Dataset items:
■ ■ ■

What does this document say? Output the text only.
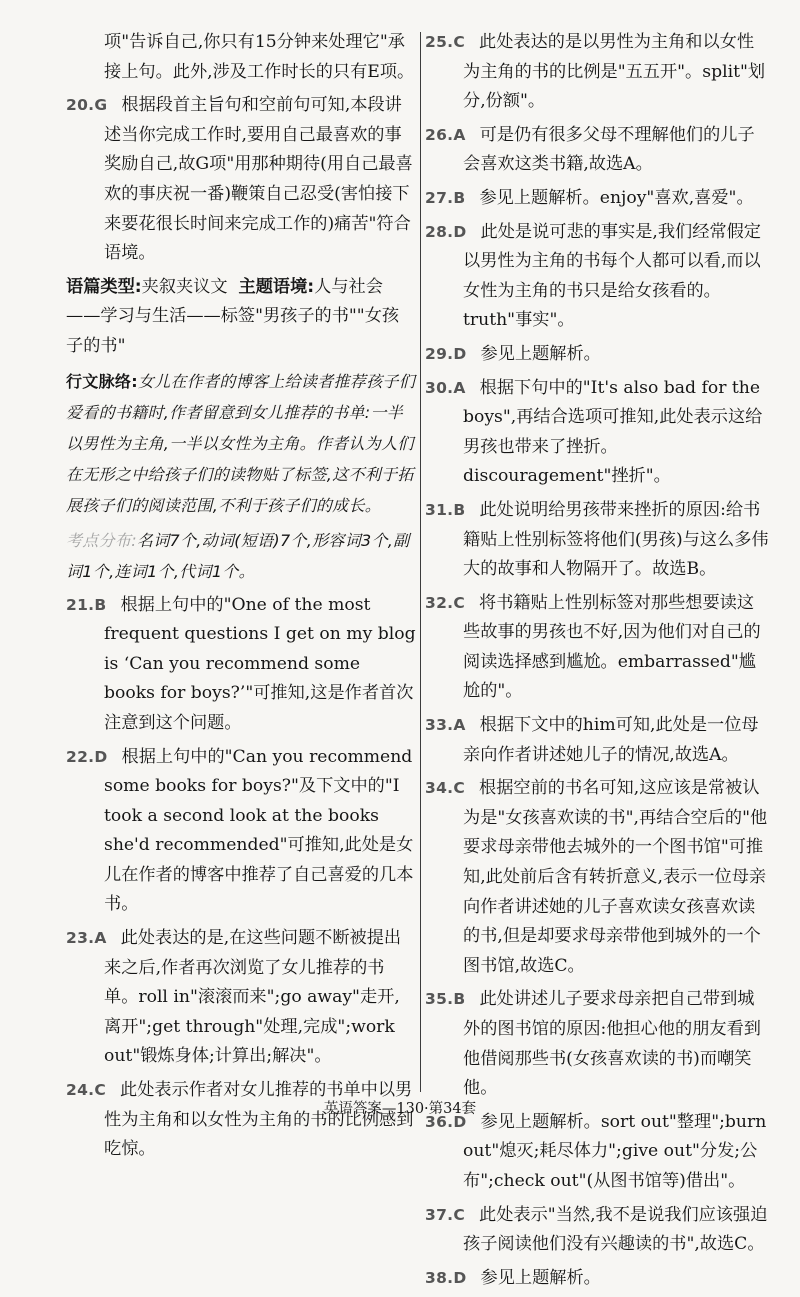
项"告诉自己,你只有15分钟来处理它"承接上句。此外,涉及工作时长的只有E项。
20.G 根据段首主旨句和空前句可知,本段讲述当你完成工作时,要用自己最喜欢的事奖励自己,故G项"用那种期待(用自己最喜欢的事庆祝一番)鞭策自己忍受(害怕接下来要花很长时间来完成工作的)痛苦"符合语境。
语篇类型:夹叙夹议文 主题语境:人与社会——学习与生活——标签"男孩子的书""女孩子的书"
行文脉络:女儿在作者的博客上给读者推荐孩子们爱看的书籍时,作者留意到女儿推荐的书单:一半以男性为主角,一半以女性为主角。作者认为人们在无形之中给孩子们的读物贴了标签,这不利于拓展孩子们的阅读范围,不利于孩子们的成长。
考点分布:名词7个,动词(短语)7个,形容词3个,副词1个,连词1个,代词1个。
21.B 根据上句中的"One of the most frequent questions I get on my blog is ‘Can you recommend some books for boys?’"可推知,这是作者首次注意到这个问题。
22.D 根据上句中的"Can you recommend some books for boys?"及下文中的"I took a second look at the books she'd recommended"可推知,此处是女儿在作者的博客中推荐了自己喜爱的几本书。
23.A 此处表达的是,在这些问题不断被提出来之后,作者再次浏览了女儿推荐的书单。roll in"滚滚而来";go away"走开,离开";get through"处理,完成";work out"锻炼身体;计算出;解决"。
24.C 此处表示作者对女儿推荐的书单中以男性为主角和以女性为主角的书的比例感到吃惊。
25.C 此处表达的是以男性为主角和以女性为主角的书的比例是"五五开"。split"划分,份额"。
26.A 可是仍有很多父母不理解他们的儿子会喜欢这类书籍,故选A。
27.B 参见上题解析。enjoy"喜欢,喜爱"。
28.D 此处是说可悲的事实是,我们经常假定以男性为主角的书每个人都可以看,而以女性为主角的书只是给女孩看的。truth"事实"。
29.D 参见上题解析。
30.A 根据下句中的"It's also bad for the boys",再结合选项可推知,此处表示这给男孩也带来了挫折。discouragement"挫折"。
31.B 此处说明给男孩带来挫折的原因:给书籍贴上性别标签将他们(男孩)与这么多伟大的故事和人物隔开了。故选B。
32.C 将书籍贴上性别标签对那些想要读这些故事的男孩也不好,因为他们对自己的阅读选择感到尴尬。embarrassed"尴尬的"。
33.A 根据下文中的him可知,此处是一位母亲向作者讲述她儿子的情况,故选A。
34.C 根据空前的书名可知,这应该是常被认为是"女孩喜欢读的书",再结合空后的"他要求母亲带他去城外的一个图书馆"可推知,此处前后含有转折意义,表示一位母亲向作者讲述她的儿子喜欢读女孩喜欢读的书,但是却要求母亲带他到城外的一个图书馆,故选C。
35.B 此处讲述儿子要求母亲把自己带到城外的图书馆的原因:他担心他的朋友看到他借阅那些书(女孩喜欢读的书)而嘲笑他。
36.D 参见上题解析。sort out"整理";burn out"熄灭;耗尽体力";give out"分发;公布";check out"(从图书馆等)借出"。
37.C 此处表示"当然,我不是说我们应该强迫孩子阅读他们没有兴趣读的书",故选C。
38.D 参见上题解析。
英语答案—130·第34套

■ ■ ■

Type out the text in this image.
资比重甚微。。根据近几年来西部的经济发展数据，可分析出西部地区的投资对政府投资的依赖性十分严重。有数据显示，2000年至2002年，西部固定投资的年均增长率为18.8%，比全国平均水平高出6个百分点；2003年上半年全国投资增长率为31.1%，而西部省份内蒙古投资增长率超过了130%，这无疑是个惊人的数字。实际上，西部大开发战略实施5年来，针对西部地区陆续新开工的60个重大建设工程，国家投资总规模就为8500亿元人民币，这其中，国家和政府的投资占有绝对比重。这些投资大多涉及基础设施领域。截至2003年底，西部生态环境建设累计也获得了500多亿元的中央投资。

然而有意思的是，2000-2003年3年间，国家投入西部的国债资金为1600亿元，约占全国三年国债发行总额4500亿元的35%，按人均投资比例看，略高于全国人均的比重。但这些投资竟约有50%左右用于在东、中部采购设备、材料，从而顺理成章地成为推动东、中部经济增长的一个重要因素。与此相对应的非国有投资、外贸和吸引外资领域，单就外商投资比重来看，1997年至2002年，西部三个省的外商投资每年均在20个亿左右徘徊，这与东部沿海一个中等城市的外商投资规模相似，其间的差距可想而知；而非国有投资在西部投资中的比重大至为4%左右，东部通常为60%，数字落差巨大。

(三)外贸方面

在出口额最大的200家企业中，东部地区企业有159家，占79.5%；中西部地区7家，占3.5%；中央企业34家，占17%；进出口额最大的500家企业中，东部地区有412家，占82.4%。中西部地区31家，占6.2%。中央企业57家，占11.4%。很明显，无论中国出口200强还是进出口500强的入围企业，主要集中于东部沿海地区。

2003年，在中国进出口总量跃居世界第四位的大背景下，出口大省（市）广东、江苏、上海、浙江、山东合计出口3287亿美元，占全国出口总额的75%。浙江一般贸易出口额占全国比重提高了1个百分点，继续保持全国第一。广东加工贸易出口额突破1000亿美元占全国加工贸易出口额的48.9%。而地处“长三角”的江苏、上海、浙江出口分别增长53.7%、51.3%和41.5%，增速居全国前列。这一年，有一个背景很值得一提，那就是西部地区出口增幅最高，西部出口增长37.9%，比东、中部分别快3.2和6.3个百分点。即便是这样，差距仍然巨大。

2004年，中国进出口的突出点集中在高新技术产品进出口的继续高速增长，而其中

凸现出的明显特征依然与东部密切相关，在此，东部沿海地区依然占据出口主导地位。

■ ■ ■

__STATED PROBLEM__
Of the lines in this listing, report how many contain the string "参见上题解析", and give the number only.

__ANSWER TO THIS PROBLEM__
4